[Stored items]
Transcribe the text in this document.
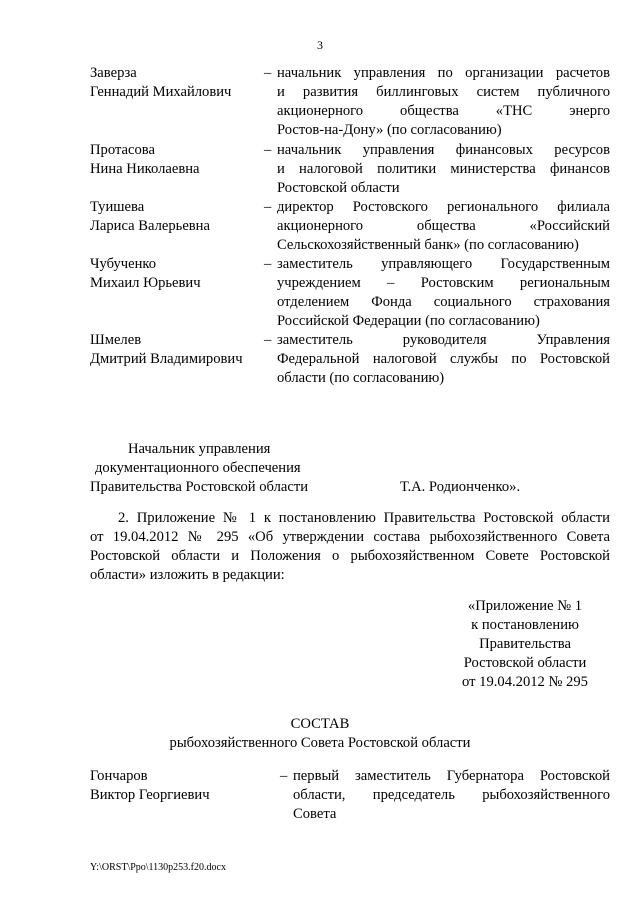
3
Заверза
Геннадий Михайлович
– начальник управления по организации расчетов
и развития биллинговых систем публичного
акционерного общества «ТНС энерго
Ростов-на-Дону» (по согласованию)
Протасова
Нина Николаевна
– начальник управления финансовых ресурсов
и налоговой политики министерства финансов
Ростовской области
Туишева
Лариса Валерьевна
– директор Ростовского регионального филиала
акционерного общества «Российский
Сельскохозяйственный банк» (по согласованию)
Чубученко
Михаил Юрьевич
– заместитель управляющего Государственным
учреждением – Ростовским региональным
отделением Фонда социального страхования
Российской Федерации (по согласованию)
Шмелев
Дмитрий Владимирович
– заместитель руководителя Управления
Федеральной налоговой службы по Ростовской
области (по согласованию)
Начальник управления
документационного обеспечения
Правительства Ростовской области	Т.А. Родионченко».
2. Приложение № 1 к постановлению Правительства Ростовской области
от 19.04.2012 № 295 «Об утверждении состава рыбохозяйственного Совета
Ростовской области и Положения о рыбохозяйственном Совете Ростовской
области» изложить в редакции:
«Приложение № 1
к постановлению
Правительства
Ростовской области
от 19.04.2012 № 295
СОСТАВ
рыбохозяйственного Совета Ростовской области
Гончаров
Виктор Георгиевич
– первый заместитель Губернатора Ростовской
области, председатель рыбохозяйственного
Совета
Y:\ORST\Ppo\1130p253.f20.docx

_Problem to work on_. Work out how many lines of the material above contain the word "согласованию", then give only that figure.

_Problem solution_. 4